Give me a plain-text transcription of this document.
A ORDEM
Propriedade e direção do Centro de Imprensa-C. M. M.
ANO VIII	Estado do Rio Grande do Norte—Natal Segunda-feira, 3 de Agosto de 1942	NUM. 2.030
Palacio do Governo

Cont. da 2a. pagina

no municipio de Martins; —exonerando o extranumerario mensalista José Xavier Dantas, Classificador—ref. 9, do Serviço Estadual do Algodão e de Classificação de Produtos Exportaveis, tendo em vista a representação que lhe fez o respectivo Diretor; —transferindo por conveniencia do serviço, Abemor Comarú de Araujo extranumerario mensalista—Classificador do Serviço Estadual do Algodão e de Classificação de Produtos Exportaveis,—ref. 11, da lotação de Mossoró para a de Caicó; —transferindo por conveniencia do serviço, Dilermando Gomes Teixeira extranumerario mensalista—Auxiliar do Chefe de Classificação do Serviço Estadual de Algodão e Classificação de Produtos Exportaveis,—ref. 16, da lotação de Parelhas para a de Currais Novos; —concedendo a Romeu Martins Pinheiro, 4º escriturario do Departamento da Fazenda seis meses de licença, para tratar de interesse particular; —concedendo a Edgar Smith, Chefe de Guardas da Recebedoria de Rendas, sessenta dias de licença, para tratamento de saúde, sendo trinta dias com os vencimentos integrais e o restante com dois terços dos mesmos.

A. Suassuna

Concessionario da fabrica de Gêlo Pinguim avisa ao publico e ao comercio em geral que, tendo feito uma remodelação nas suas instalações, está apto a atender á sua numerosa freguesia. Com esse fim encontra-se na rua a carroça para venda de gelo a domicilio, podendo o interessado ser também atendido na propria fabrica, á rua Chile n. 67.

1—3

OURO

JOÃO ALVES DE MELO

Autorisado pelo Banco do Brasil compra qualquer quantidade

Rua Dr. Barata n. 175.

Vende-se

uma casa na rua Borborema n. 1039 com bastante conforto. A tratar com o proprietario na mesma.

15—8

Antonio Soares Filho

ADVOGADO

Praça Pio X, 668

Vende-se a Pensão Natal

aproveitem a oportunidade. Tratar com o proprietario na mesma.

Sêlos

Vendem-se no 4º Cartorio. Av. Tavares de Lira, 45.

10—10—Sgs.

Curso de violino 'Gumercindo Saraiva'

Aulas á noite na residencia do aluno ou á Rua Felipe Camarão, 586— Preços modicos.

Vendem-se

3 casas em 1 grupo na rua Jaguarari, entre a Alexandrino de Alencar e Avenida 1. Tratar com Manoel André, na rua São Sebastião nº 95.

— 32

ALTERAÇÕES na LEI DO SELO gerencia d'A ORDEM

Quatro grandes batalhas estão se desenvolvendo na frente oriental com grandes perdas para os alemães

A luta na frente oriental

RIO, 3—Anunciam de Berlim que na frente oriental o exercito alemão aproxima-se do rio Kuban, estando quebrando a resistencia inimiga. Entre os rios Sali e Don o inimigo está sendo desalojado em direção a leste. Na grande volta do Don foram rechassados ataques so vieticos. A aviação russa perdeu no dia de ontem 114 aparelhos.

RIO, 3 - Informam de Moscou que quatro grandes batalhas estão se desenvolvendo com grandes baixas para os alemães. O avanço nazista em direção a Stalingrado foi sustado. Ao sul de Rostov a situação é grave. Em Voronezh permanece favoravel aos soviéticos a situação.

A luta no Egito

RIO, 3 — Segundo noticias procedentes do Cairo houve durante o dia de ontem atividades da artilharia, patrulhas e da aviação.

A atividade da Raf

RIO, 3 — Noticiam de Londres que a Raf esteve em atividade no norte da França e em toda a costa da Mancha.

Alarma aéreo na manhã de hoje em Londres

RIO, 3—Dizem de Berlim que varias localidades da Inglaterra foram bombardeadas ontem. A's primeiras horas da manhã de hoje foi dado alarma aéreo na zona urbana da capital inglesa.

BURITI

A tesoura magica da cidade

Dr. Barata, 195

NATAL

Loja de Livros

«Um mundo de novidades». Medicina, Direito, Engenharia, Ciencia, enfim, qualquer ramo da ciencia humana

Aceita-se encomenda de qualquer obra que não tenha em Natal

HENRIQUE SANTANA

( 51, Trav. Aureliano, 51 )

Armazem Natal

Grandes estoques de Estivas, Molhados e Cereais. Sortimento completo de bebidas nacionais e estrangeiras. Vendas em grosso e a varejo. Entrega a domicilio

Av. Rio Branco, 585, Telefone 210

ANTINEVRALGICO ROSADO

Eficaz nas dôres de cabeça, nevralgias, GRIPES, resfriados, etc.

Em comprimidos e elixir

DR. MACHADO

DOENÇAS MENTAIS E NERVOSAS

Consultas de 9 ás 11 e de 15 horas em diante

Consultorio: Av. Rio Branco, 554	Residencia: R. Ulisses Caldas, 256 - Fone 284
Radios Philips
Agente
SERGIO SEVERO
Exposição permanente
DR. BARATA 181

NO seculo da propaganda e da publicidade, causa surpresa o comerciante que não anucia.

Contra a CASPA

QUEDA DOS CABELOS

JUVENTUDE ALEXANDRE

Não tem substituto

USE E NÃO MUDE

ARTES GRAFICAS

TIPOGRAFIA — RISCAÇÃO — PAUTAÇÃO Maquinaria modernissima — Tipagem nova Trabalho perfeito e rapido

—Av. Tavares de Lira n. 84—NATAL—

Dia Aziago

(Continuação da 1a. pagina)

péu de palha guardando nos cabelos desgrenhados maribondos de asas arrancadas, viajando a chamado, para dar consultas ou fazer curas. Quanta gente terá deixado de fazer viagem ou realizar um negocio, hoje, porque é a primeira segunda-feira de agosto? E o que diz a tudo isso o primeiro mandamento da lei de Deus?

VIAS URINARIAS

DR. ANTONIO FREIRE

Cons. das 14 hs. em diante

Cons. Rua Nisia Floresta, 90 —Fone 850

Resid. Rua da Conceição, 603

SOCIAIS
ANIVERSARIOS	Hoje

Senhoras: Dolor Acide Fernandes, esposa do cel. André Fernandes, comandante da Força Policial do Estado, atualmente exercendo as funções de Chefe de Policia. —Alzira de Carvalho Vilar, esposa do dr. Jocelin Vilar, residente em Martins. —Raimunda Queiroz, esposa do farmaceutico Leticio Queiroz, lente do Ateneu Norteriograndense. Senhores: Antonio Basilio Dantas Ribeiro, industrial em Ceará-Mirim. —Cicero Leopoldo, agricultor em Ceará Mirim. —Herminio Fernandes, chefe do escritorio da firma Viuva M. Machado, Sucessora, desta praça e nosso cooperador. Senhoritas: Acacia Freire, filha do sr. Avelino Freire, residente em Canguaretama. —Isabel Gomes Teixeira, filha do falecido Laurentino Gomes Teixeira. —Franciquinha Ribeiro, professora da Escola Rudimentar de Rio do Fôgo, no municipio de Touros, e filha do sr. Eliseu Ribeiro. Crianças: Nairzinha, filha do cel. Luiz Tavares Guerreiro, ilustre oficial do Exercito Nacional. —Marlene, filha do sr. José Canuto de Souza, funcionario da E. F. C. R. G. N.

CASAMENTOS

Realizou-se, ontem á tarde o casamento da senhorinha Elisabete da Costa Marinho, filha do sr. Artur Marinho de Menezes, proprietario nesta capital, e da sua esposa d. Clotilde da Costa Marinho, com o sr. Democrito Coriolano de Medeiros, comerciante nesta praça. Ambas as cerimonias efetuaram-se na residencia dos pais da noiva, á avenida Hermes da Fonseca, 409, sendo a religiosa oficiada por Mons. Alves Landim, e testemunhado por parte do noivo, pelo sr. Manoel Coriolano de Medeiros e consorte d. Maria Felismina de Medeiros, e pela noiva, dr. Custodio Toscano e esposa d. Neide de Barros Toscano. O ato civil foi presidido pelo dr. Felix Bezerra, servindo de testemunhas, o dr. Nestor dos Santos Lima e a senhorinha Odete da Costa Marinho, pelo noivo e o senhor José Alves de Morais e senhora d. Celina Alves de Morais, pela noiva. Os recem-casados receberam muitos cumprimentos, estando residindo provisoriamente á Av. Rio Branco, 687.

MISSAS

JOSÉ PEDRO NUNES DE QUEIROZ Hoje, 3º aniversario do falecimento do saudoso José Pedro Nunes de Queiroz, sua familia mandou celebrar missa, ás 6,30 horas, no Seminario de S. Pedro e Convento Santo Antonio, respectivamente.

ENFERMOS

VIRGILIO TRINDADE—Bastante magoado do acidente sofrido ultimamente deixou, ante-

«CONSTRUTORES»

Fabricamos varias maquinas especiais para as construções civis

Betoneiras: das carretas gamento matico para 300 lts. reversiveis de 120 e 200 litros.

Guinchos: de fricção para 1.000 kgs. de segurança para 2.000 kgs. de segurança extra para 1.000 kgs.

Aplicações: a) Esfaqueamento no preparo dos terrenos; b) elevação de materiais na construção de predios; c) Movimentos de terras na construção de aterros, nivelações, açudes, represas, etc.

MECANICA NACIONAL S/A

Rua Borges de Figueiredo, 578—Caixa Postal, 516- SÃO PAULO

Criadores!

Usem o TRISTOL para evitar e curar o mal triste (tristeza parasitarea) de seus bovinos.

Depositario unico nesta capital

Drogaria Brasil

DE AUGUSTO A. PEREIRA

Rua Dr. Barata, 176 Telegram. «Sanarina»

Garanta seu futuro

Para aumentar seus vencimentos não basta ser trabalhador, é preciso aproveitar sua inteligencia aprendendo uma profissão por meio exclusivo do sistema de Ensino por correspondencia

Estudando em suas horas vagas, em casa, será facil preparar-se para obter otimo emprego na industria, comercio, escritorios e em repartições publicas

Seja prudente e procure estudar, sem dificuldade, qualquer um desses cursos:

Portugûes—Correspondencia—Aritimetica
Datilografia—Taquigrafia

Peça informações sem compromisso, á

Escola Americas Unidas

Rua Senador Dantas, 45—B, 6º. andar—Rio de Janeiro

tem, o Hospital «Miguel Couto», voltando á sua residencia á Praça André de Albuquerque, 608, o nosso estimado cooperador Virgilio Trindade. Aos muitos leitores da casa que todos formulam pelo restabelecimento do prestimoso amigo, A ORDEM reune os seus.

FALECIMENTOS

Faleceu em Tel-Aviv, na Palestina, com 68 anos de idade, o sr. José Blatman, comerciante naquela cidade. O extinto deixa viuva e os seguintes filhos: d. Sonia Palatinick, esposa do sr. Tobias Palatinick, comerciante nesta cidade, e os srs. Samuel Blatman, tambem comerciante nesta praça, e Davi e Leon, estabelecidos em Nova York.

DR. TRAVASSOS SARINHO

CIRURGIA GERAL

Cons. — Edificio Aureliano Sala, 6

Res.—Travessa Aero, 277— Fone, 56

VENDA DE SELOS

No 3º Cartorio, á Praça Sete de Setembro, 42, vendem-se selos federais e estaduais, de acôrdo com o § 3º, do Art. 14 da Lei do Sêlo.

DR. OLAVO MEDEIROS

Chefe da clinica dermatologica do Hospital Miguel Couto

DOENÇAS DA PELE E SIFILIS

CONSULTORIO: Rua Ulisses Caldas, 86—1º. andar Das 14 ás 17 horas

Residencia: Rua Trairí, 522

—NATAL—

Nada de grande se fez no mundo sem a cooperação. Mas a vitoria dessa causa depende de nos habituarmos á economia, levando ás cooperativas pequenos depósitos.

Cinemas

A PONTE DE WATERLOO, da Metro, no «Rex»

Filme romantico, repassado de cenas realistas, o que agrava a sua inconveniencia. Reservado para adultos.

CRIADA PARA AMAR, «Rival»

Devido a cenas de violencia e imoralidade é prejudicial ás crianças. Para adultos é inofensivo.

+++

* **THE TASK**
Find all lines holding the string "adultos" and copy them.

* **SOLUTION FOR THIS EXERCISE**
Filme romantico, repassado de cenas realistas, o que agrava a sua inconveniencia. Reservado para adultos.
Devido a cenas de violencia e imoralidade é prejudicial ás crianças. Para adultos é inofensivo.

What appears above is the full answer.